◆ WHAT YOU SHOULD DO:
Give only one thing: the number of lines that include the word "LENS".

◆ ENTRIES SUPPLIED:
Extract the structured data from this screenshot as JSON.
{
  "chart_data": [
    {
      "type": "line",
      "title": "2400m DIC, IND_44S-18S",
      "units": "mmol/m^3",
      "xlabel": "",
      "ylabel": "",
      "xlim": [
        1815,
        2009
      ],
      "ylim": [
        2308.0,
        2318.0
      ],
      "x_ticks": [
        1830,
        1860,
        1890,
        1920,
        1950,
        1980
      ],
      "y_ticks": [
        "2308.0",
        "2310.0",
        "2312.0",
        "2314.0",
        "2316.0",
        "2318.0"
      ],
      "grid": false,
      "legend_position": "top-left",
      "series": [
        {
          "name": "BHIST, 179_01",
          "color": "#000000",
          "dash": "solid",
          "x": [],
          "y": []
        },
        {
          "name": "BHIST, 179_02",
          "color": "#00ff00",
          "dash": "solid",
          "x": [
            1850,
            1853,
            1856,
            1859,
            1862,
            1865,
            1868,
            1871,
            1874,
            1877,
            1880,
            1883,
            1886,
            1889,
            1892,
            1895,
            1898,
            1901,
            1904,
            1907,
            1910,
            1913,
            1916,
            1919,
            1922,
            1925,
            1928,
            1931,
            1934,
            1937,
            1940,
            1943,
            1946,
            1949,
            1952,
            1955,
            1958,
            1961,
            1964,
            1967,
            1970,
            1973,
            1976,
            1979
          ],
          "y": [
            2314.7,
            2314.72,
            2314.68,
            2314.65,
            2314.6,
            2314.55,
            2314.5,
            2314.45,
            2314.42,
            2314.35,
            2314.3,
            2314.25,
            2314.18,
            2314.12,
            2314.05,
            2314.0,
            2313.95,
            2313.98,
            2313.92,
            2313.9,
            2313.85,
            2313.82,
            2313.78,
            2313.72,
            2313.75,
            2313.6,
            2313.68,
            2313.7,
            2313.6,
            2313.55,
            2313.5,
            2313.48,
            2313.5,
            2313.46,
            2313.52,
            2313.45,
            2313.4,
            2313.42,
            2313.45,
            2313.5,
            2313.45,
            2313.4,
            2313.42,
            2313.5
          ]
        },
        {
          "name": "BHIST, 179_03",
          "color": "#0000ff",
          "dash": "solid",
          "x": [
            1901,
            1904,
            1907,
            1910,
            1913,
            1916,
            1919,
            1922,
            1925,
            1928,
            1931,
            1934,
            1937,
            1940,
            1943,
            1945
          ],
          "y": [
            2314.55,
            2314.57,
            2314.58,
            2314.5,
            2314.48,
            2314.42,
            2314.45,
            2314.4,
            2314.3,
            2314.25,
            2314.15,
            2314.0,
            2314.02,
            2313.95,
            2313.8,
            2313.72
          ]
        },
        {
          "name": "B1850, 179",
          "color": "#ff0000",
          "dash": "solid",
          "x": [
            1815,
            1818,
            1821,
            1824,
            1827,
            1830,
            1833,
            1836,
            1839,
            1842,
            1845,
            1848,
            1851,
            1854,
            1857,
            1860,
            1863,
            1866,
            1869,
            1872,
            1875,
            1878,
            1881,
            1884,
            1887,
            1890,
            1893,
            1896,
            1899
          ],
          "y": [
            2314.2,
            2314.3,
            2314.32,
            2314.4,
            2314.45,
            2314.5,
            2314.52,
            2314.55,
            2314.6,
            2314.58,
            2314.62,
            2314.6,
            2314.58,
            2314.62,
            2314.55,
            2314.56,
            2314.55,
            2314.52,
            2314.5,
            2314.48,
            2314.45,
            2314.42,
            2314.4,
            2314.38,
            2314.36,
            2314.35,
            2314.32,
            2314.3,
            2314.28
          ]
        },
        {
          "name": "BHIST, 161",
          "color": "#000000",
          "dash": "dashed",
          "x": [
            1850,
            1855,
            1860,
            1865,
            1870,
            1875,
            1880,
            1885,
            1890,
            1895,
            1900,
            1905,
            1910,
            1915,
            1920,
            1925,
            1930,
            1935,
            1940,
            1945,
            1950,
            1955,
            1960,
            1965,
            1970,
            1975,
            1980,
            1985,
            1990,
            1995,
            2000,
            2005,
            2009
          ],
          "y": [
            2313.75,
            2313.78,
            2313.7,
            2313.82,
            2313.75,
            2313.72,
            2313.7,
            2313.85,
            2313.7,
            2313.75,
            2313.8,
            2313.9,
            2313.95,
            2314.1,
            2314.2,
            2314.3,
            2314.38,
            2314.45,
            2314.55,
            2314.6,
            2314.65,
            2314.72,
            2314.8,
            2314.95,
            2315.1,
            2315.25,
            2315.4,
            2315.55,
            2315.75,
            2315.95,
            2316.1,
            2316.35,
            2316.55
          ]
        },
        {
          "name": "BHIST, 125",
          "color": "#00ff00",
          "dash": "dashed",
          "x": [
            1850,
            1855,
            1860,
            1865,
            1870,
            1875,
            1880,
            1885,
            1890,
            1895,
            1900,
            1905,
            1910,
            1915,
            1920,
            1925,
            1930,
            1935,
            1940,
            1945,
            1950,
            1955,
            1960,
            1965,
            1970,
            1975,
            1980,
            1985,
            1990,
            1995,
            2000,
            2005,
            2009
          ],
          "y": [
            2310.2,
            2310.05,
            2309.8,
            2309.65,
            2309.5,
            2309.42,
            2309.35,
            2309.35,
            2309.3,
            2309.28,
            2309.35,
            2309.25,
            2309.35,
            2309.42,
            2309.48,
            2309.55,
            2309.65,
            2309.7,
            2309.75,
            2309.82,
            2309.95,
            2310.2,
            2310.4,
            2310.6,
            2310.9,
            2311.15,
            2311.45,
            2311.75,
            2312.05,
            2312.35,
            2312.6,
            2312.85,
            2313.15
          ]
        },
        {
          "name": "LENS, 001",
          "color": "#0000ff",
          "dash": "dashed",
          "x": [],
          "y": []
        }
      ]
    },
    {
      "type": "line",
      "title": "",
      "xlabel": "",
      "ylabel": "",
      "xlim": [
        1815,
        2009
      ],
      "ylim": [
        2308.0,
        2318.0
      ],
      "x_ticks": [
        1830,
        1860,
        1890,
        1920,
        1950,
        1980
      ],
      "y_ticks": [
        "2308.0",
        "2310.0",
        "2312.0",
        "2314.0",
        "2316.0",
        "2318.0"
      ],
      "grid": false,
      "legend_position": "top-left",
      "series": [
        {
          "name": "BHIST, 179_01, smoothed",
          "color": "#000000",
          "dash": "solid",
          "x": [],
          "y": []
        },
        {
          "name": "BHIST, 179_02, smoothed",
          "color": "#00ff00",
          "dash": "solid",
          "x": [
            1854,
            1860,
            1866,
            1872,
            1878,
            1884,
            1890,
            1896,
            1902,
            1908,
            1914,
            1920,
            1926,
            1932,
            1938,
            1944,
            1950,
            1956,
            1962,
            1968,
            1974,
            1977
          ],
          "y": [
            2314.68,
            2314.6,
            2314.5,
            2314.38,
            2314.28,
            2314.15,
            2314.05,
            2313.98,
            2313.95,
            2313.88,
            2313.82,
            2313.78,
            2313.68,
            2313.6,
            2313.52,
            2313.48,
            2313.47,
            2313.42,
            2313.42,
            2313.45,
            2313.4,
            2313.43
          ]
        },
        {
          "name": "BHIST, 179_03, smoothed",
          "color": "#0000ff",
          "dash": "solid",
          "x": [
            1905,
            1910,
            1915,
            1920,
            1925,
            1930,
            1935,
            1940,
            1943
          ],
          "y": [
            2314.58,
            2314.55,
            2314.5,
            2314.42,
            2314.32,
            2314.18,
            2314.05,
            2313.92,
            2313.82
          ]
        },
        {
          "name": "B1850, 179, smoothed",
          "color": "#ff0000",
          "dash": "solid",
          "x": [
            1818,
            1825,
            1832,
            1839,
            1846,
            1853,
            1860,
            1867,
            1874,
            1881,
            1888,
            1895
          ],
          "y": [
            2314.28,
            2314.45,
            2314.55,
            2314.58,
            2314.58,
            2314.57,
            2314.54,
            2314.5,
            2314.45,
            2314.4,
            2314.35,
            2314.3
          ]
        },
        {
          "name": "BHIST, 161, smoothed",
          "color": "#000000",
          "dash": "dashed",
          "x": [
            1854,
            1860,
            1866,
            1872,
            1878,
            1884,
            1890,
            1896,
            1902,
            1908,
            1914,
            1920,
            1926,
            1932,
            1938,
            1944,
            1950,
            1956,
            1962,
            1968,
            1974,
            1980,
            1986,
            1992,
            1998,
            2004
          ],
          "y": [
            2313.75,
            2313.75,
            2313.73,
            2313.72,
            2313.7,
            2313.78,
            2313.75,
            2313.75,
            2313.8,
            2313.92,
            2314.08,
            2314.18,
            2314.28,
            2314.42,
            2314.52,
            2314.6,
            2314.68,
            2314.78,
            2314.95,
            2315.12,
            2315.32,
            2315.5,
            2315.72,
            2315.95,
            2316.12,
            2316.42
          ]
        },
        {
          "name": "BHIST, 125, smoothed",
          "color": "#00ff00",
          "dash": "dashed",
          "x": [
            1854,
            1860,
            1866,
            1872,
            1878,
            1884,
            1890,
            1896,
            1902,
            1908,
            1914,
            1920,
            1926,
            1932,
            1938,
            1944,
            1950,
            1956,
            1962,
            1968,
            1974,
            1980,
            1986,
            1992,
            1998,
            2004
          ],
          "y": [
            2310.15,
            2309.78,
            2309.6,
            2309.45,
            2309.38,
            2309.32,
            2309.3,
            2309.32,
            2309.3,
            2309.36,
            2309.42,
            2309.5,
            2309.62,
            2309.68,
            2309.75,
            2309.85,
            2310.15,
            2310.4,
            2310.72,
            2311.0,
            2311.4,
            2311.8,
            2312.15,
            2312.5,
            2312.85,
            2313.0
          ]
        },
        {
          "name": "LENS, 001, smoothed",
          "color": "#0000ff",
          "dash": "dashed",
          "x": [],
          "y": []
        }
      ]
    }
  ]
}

◆ FINAL RESULT:
2